(Annotated region listings)
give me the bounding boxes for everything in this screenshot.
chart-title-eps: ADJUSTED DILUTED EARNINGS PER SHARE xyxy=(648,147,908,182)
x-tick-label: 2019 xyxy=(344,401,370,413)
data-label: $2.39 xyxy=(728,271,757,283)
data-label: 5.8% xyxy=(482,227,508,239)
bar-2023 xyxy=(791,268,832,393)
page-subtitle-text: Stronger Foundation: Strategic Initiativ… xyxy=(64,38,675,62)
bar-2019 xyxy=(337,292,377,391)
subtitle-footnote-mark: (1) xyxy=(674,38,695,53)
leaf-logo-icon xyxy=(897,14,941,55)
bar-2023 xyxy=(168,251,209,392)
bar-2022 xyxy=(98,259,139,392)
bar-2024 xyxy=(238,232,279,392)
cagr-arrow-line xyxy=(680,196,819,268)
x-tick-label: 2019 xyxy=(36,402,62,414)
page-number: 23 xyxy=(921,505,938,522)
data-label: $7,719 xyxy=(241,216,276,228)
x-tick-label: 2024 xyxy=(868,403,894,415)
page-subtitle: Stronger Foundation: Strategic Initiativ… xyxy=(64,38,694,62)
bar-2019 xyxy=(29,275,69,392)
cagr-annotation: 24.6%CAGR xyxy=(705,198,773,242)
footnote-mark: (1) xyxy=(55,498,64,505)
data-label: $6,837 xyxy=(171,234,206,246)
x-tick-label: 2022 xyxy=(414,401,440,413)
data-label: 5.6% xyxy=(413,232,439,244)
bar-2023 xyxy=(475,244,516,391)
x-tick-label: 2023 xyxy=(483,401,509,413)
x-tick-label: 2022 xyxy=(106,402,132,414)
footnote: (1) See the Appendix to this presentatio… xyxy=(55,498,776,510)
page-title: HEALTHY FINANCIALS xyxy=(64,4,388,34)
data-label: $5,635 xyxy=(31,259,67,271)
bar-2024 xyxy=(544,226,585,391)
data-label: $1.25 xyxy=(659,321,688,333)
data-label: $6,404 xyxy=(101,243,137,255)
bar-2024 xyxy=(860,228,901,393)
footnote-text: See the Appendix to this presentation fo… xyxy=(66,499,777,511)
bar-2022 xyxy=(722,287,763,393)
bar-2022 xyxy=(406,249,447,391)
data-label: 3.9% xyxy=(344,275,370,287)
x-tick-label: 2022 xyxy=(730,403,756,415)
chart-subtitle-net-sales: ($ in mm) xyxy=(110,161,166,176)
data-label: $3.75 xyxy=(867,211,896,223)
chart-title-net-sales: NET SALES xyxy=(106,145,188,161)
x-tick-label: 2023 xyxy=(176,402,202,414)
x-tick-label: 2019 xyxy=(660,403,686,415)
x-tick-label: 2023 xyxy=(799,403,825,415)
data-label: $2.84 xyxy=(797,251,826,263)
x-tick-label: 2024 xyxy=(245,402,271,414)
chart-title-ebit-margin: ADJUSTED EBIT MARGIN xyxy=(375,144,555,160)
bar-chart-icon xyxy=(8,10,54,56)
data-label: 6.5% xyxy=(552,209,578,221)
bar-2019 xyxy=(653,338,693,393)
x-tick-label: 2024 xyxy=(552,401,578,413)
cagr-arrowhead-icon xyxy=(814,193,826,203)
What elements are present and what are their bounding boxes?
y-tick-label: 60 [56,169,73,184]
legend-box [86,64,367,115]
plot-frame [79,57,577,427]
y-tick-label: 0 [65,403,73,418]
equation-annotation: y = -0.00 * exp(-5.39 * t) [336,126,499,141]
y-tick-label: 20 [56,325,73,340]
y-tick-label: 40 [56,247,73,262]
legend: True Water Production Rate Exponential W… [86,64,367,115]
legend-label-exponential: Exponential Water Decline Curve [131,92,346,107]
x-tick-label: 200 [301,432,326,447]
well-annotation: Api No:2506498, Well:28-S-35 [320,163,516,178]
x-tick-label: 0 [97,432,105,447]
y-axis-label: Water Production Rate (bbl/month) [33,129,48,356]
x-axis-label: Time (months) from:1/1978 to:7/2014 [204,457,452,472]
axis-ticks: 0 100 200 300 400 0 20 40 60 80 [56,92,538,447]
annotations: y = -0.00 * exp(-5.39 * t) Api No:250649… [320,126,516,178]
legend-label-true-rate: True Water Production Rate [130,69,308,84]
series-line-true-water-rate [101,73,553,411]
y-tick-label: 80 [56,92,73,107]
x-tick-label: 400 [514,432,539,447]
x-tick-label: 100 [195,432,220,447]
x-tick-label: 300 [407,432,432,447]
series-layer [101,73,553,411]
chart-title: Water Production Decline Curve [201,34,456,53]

WHAT TO PRODUCE: Format the rows as a JSON list of strings with one string per line, omitting blank lines. Begin at the first line of the rows and stop after the line that contains "data-label: $6,404 xyxy=(101,243,137,255)".

OUTPUT OF THE TASK:
[
  "give me the bounding boxes for everything in this screenshot.",
  "chart-title-eps: ADJUSTED DILUTED EARNINGS PER SHARE xyxy=(648,147,908,182)",
  "x-tick-label: 2019 xyxy=(344,401,370,413)",
  "data-label: $2.39 xyxy=(728,271,757,283)",
  "data-label: 5.8% xyxy=(482,227,508,239)",
  "bar-2023 xyxy=(791,268,832,393)",
  "page-subtitle-text: Stronger Foundation: Strategic Initiativ… xyxy=(64,38,675,62)",
  "bar-2019 xyxy=(337,292,377,391)",
  "subtitle-footnote-mark: (1) xyxy=(674,38,695,53)",
  "leaf-logo-icon xyxy=(897,14,941,55)",
  "bar-2023 xyxy=(168,251,209,392)",
  "bar-2022 xyxy=(98,259,139,392)",
  "bar-2024 xyxy=(238,232,279,392)",
  "cagr-arrow-line xyxy=(680,196,819,268)",
  "x-tick-label: 2019 xyxy=(36,402,62,414)",
  "page-number: 23 xyxy=(921,505,938,522)",
  "data-label: $7,719 xyxy=(241,216,276,228)",
  "x-tick-label: 2024 xyxy=(868,403,894,415)",
  "page-subtitle: Stronger Foundation: Strategic Initiativ… xyxy=(64,38,694,62)",
  "bar-2019 xyxy=(29,275,69,392)",
  "cagr-annotation: 24.6%CAGR xyxy=(705,198,773,242)",
  "footnote-mark: (1) xyxy=(55,498,64,505)",
  "data-label: $6,837 xyxy=(171,234,206,246)",
  "x-tick-label: 2022 xyxy=(414,401,440,413)",
  "data-label: 5.6% xyxy=(413,232,439,244)",
  "bar-2023 xyxy=(475,244,516,391)",
  "x-tick-label: 2023 xyxy=(483,401,509,413)",
  "x-tick-label: 2022 xyxy=(106,402,132,414)",
  "footnote: (1) See the Appendix to this presentatio… xyxy=(55,498,776,510)",
  "page-title: HEALTHY FINANCIALS xyxy=(64,4,388,34)",
  "data-label: $5,635 xyxy=(31,259,67,271)",
  "bar-2024 xyxy=(544,226,585,391)",
  "data-label: $1.25 xyxy=(659,321,688,333)",
  "data-label: $6,404 xyxy=(101,243,137,255)"
]